Look through the lines below and extract each one that contains "operative".

■ ■ ■

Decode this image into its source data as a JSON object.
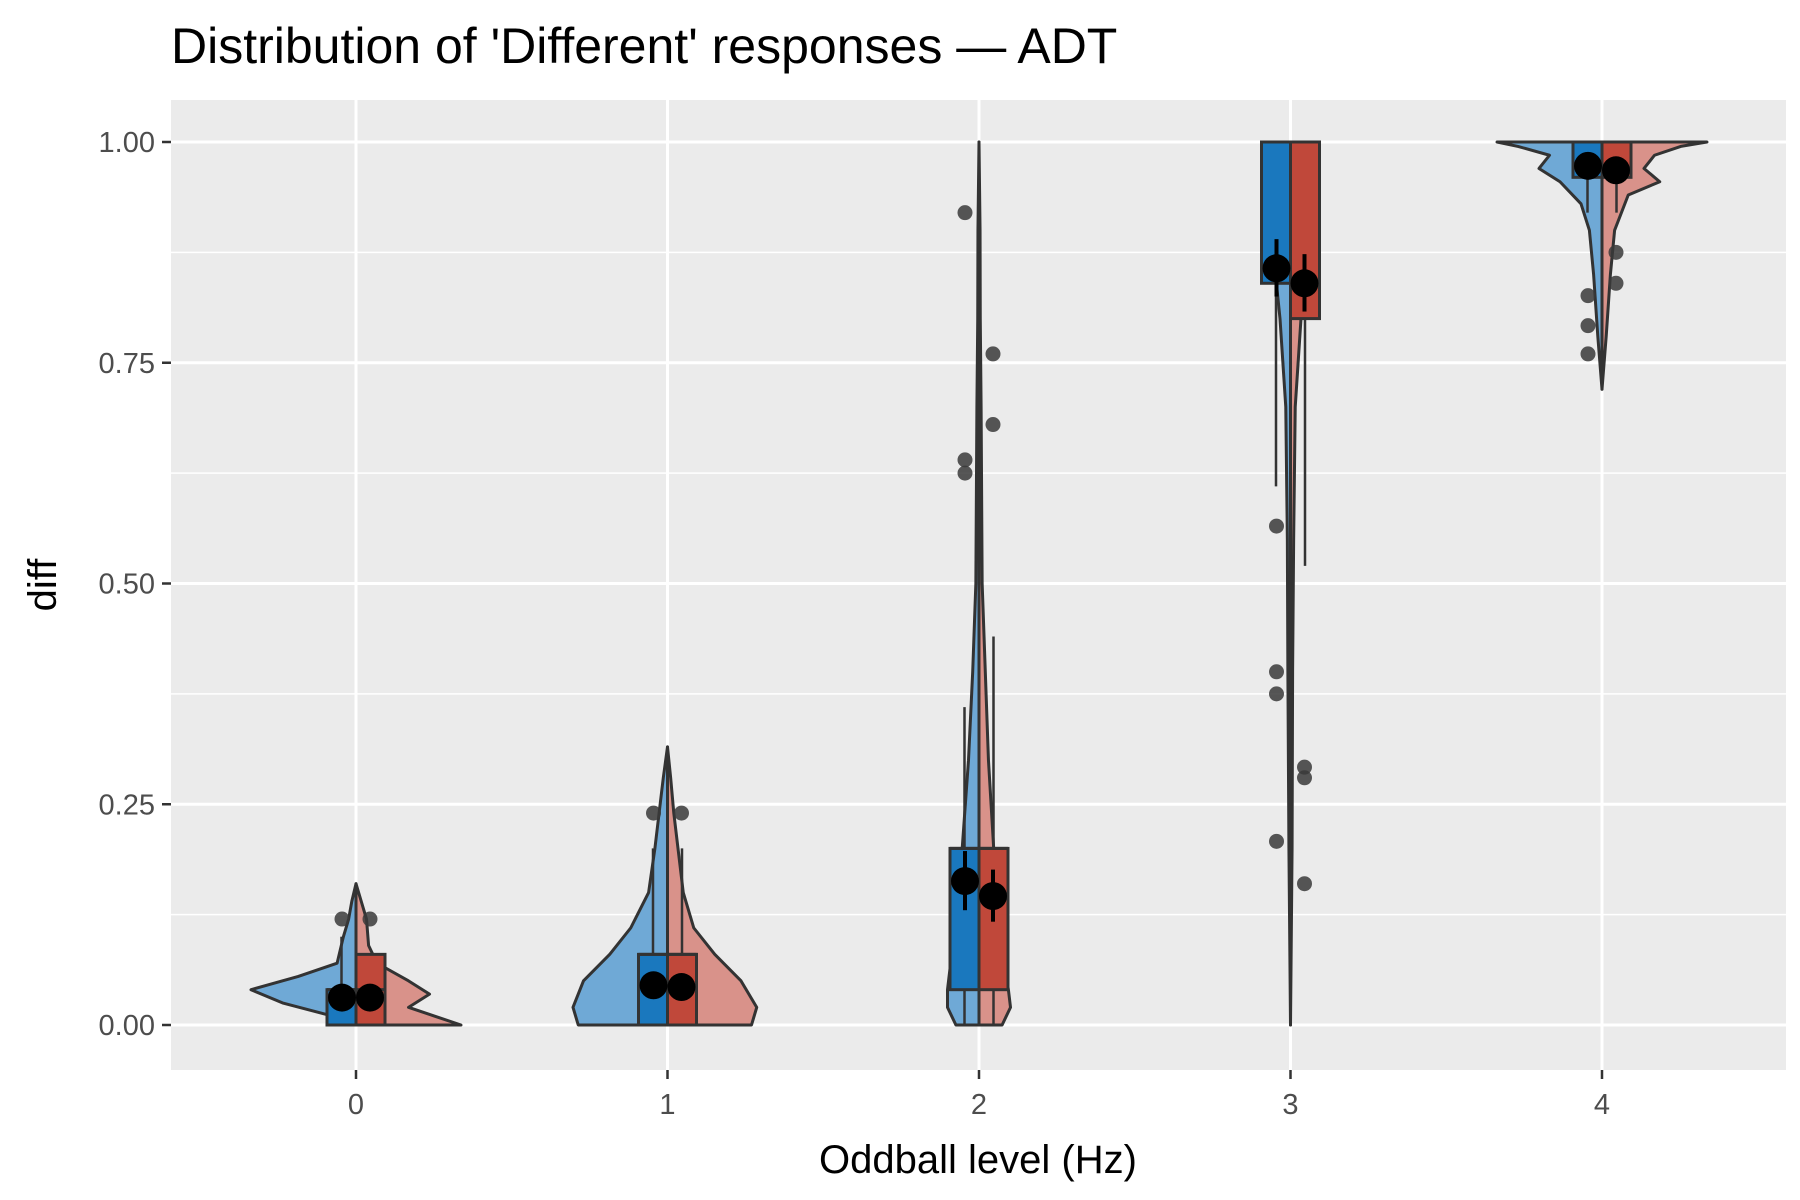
{
  "chart_data": {
    "type": "violin",
    "title": "Distribution of 'Different' responses — ADT",
    "xlabel": "Oddball level (Hz)",
    "ylabel": "diff",
    "categories": [
      "0",
      "1",
      "2",
      "3",
      "4"
    ],
    "y_ticks": [
      {
        "value": 0.0,
        "label": "0.00"
      },
      {
        "value": 0.25,
        "label": "0.25"
      },
      {
        "value": 0.5,
        "label": "0.50"
      },
      {
        "value": 0.75,
        "label": "0.75"
      },
      {
        "value": 1.0,
        "label": "1.00"
      }
    ],
    "ylim": [
      -0.05,
      1.05
    ],
    "grid": true,
    "colors": {
      "panel": "#ebebeb",
      "grid": "#ffffff",
      "blue": "#1a78be",
      "blue_violin": "#6fa9d6",
      "red": "#c0483a",
      "red_violin": "#d9928a",
      "outline": "#333333",
      "point": "#3a3a3a",
      "mean": "#000000"
    },
    "series": [
      {
        "color_key": "blue",
        "groups": [
          {
            "box": {
              "q1": 0.0,
              "median": 0.04,
              "q3": 0.04,
              "wmin": 0.0,
              "wmax": 0.1
            },
            "mean": 0.031,
            "ci": [
              0.02,
              0.042
            ],
            "outliers": [
              0.12
            ],
            "density": [
              [
                0,
                0.25
              ],
              [
                0.01,
                0.22
              ],
              [
                0.025,
                0.7
              ],
              [
                0.04,
                1.0
              ],
              [
                0.055,
                0.55
              ],
              [
                0.07,
                0.18
              ],
              [
                0.1,
                0.12
              ],
              [
                0.12,
                0.07
              ],
              [
                0.14,
                0.04
              ],
              [
                0.16,
                0.0
              ]
            ]
          },
          {
            "box": {
              "q1": 0.0,
              "median": 0.08,
              "q3": 0.08,
              "wmin": 0.0,
              "wmax": 0.2
            },
            "mean": 0.045,
            "ci": [
              0.032,
              0.058
            ],
            "outliers": [
              0.24
            ],
            "density": [
              [
                0,
                0.85
              ],
              [
                0.02,
                0.9
              ],
              [
                0.05,
                0.8
              ],
              [
                0.08,
                0.55
              ],
              [
                0.11,
                0.35
              ],
              [
                0.15,
                0.18
              ],
              [
                0.2,
                0.12
              ],
              [
                0.24,
                0.08
              ],
              [
                0.28,
                0.04
              ],
              [
                0.315,
                0.0
              ]
            ]
          },
          {
            "box": {
              "q1": 0.04,
              "median": 0.2,
              "q3": 0.2,
              "wmin": 0.0,
              "wmax": 0.36
            },
            "mean": 0.163,
            "ci": [
              0.13,
              0.197
            ],
            "outliers": [
              0.625,
              0.64,
              0.92
            ],
            "density": [
              [
                0,
                0.22
              ],
              [
                0.02,
                0.3
              ],
              [
                0.04,
                0.3
              ],
              [
                0.1,
                0.24
              ],
              [
                0.2,
                0.16
              ],
              [
                0.3,
                0.1
              ],
              [
                0.4,
                0.06
              ],
              [
                0.5,
                0.03
              ],
              [
                0.6,
                0.025
              ],
              [
                0.7,
                0.02
              ],
              [
                0.8,
                0.012
              ],
              [
                0.9,
                0.01
              ],
              [
                1.0,
                0.0
              ]
            ]
          },
          {
            "box": {
              "q1": 0.84,
              "median": 1.0,
              "q3": 1.0,
              "wmin": 0.61,
              "wmax": 1.0
            },
            "mean": 0.857,
            "ci": [
              0.825,
              0.89
            ],
            "outliers": [
              0.208,
              0.375,
              0.4,
              0.565
            ],
            "density": [
              [
                0,
                0.0
              ],
              [
                0.2,
                0.015
              ],
              [
                0.4,
                0.025
              ],
              [
                0.55,
                0.03
              ],
              [
                0.7,
                0.045
              ],
              [
                0.8,
                0.1
              ],
              [
                0.87,
                0.16
              ],
              [
                0.93,
                0.1
              ],
              [
                0.97,
                0.05
              ],
              [
                1.0,
                0.03
              ]
            ]
          },
          {
            "box": {
              "q1": 0.96,
              "median": 1.0,
              "q3": 1.0,
              "wmin": 0.92,
              "wmax": 1.0
            },
            "mean": 0.973,
            "ci": [
              0.962,
              0.984
            ],
            "outliers": [
              0.76,
              0.792,
              0.826
            ],
            "density": [
              [
                0.72,
                0.0
              ],
              [
                0.78,
                0.04
              ],
              [
                0.85,
                0.08
              ],
              [
                0.9,
                0.12
              ],
              [
                0.93,
                0.2
              ],
              [
                0.955,
                0.4
              ],
              [
                0.97,
                0.6
              ],
              [
                0.985,
                0.5
              ],
              [
                0.995,
                0.8
              ],
              [
                1.0,
                1.0
              ]
            ]
          }
        ]
      },
      {
        "color_key": "red",
        "groups": [
          {
            "box": {
              "q1": 0.0,
              "median": 0.04,
              "q3": 0.08,
              "wmin": 0.0,
              "wmax": 0.08
            },
            "mean": 0.031,
            "ci": [
              0.02,
              0.042
            ],
            "outliers": [
              0.12
            ],
            "density": [
              [
                0,
                1.0
              ],
              [
                0.01,
                0.75
              ],
              [
                0.02,
                0.5
              ],
              [
                0.035,
                0.7
              ],
              [
                0.05,
                0.5
              ],
              [
                0.07,
                0.2
              ],
              [
                0.09,
                0.12
              ],
              [
                0.12,
                0.1
              ],
              [
                0.14,
                0.05
              ],
              [
                0.16,
                0.0
              ]
            ]
          },
          {
            "box": {
              "q1": 0.0,
              "median": 0.08,
              "q3": 0.08,
              "wmin": 0.0,
              "wmax": 0.2
            },
            "mean": 0.043,
            "ci": [
              0.03,
              0.056
            ],
            "outliers": [
              0.24
            ],
            "density": [
              [
                0,
                0.8
              ],
              [
                0.02,
                0.85
              ],
              [
                0.05,
                0.7
              ],
              [
                0.08,
                0.45
              ],
              [
                0.11,
                0.25
              ],
              [
                0.15,
                0.15
              ],
              [
                0.2,
                0.1
              ],
              [
                0.24,
                0.06
              ],
              [
                0.28,
                0.03
              ],
              [
                0.315,
                0.0
              ]
            ]
          },
          {
            "box": {
              "q1": 0.04,
              "median": 0.2,
              "q3": 0.2,
              "wmin": 0.0,
              "wmax": 0.44
            },
            "mean": 0.146,
            "ci": [
              0.117,
              0.176
            ],
            "outliers": [
              0.68,
              0.76
            ],
            "density": [
              [
                0,
                0.22
              ],
              [
                0.02,
                0.3
              ],
              [
                0.04,
                0.28
              ],
              [
                0.1,
                0.2
              ],
              [
                0.2,
                0.14
              ],
              [
                0.3,
                0.09
              ],
              [
                0.4,
                0.06
              ],
              [
                0.5,
                0.03
              ],
              [
                0.6,
                0.025
              ],
              [
                0.7,
                0.02
              ],
              [
                0.8,
                0.012
              ],
              [
                0.9,
                0.01
              ],
              [
                1.0,
                0.0
              ]
            ]
          },
          {
            "box": {
              "q1": 0.8,
              "median": 1.0,
              "q3": 1.0,
              "wmin": 0.52,
              "wmax": 1.0
            },
            "mean": 0.84,
            "ci": [
              0.808,
              0.873
            ],
            "outliers": [
              0.16,
              0.28,
              0.292
            ],
            "density": [
              [
                0,
                0.0
              ],
              [
                0.2,
                0.015
              ],
              [
                0.4,
                0.02
              ],
              [
                0.55,
                0.03
              ],
              [
                0.7,
                0.045
              ],
              [
                0.8,
                0.1
              ],
              [
                0.86,
                0.16
              ],
              [
                0.93,
                0.1
              ],
              [
                0.97,
                0.05
              ],
              [
                1.0,
                0.03
              ]
            ]
          },
          {
            "box": {
              "q1": 0.96,
              "median": 1.0,
              "q3": 1.0,
              "wmin": 0.92,
              "wmax": 1.0
            },
            "mean": 0.968,
            "ci": [
              0.957,
              0.979
            ],
            "outliers": [
              0.84,
              0.875
            ],
            "density": [
              [
                0.72,
                0.0
              ],
              [
                0.78,
                0.04
              ],
              [
                0.85,
                0.08
              ],
              [
                0.9,
                0.12
              ],
              [
                0.94,
                0.25
              ],
              [
                0.955,
                0.55
              ],
              [
                0.97,
                0.4
              ],
              [
                0.985,
                0.5
              ],
              [
                0.995,
                0.75
              ],
              [
                1.0,
                1.0
              ]
            ]
          }
        ]
      }
    ]
  }
}
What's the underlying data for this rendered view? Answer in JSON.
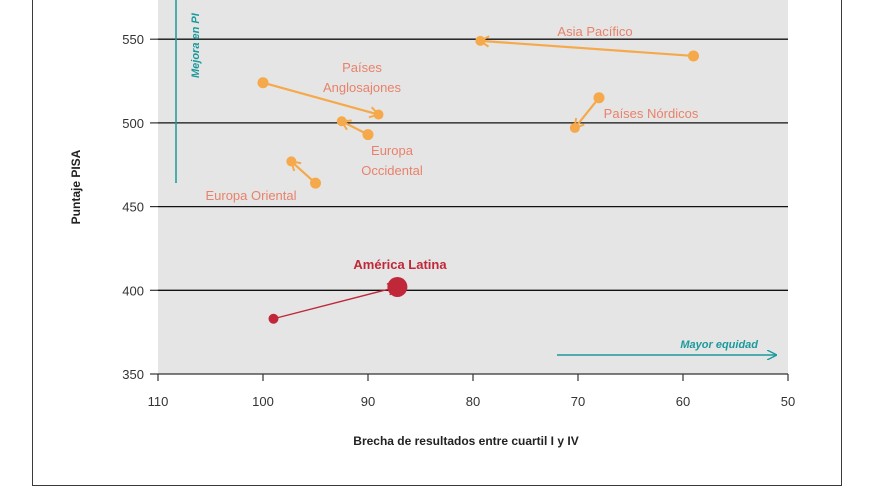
{
  "chart_data": {
    "type": "scatter",
    "xlabel": "Brecha de resultados entre cuartil I y IV",
    "ylabel": "Puntaje PISA",
    "xlim": [
      110,
      50
    ],
    "ylim": [
      350,
      580
    ],
    "x_reversed": true,
    "x_ticks": [
      "110",
      "100",
      "90",
      "80",
      "70",
      "60",
      "50"
    ],
    "y_ticks": [
      "350",
      "400",
      "450",
      "500",
      "550"
    ],
    "grid": "horizontal",
    "annotations": {
      "right_arrow": "Mayor equidad",
      "up_arrow": "Mejora en PI"
    },
    "series": [
      {
        "name": "Asia Pacífico",
        "color": "#f5a94a",
        "label_color": "#e8826a",
        "from": {
          "x": 59,
          "y": 540
        },
        "to": {
          "x": 79.3,
          "y": 549
        }
      },
      {
        "name": "Países Anglosajones",
        "color": "#f5a94a",
        "label_color": "#e8826a",
        "from": {
          "x": 100,
          "y": 524
        },
        "to": {
          "x": 89,
          "y": 505
        }
      },
      {
        "name": "Países Nórdicos",
        "color": "#f5a94a",
        "label_color": "#e8826a",
        "from": {
          "x": 68,
          "y": 515
        },
        "to": {
          "x": 70.3,
          "y": 497
        }
      },
      {
        "name": "Europa Occidental",
        "color": "#f5a94a",
        "label_color": "#e8826a",
        "from": {
          "x": 90,
          "y": 493
        },
        "to": {
          "x": 92.5,
          "y": 501
        }
      },
      {
        "name": "Europa Oriental",
        "color": "#f5a94a",
        "label_color": "#e8826a",
        "from": {
          "x": 95,
          "y": 464
        },
        "to": {
          "x": 97.3,
          "y": 477
        }
      },
      {
        "name": "América Latina",
        "color": "#c0283a",
        "label_color": "#c0283a",
        "from": {
          "x": 99,
          "y": 383
        },
        "to": {
          "x": 87.2,
          "y": 402
        }
      }
    ],
    "region_labels": {
      "asia": "Asia Pacífico",
      "anglo_1": "Países",
      "anglo_2": "Anglosajones",
      "nordic": "Países Nórdicos",
      "europe_w_1": "Europa",
      "europe_w_2": "Occidental",
      "europe_e": "Europa Oriental",
      "latam": "América Latina"
    },
    "colors": {
      "plot_bg": "#e5e5e5",
      "grid": "#111111",
      "teal": "#1a9a9c",
      "orange": "#f5a94a",
      "salmon": "#e8826a",
      "red": "#c0283a"
    }
  }
}
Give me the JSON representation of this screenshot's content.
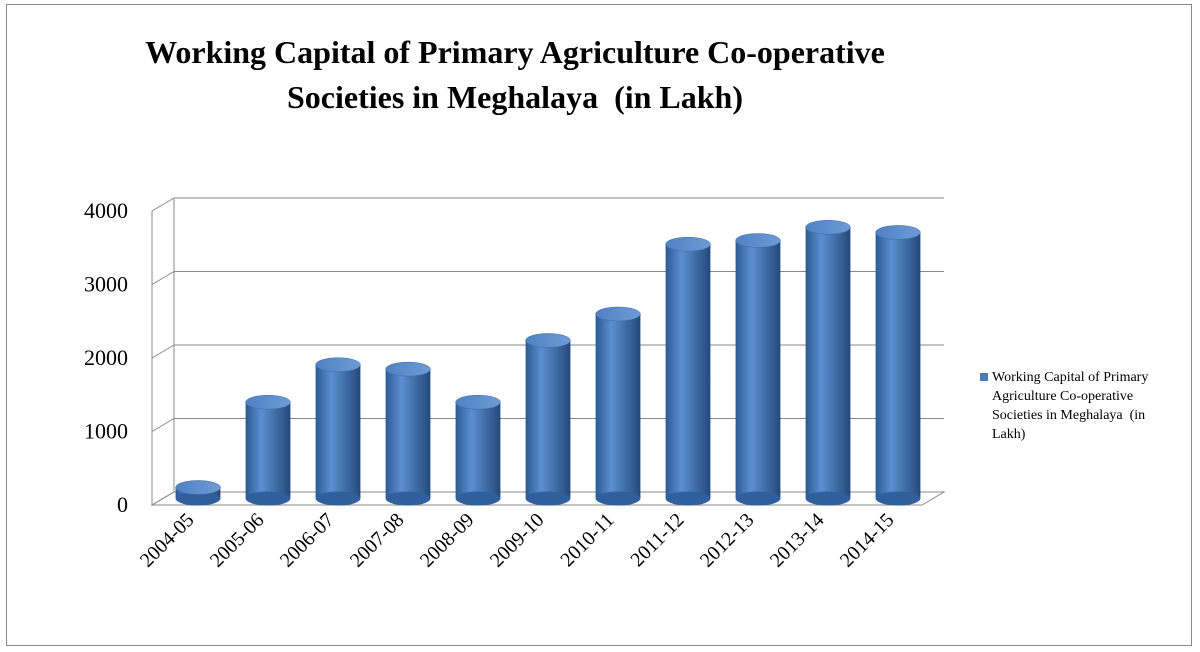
{
  "chart_data": {
    "type": "bar",
    "title": "Working Capital of Primary Agriculture Co-operative Societies in Meghalaya  (in Lakh)",
    "categories": [
      "2004-05",
      "2005-06",
      "2006-07",
      "2007-08",
      "2008-09",
      "2009-10",
      "2010-11",
      "2011-12",
      "2012-13",
      "2013-14",
      "2014-15"
    ],
    "series": [
      {
        "name": "Working Capital of Primary Agriculture Co-operative Societies in Meghalaya  (in Lakh)",
        "color": "#4a7ebb",
        "values": [
          150,
          1310,
          1820,
          1760,
          1310,
          2150,
          2510,
          3460,
          3510,
          3690,
          3620
        ]
      }
    ],
    "ylim": [
      0,
      4000
    ],
    "yticks": [
      0,
      1000,
      2000,
      3000,
      4000
    ],
    "grid": true,
    "legend": "right"
  }
}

■ ■ ■

**Written answer:**
    "title": "Working Capital of Primary Agriculture Co-operative Societies in Meghalaya  (in Lakh)",
        "name": "Working Capital of Primary Agriculture Co-operative Societies in Meghalaya  (in Lakh)",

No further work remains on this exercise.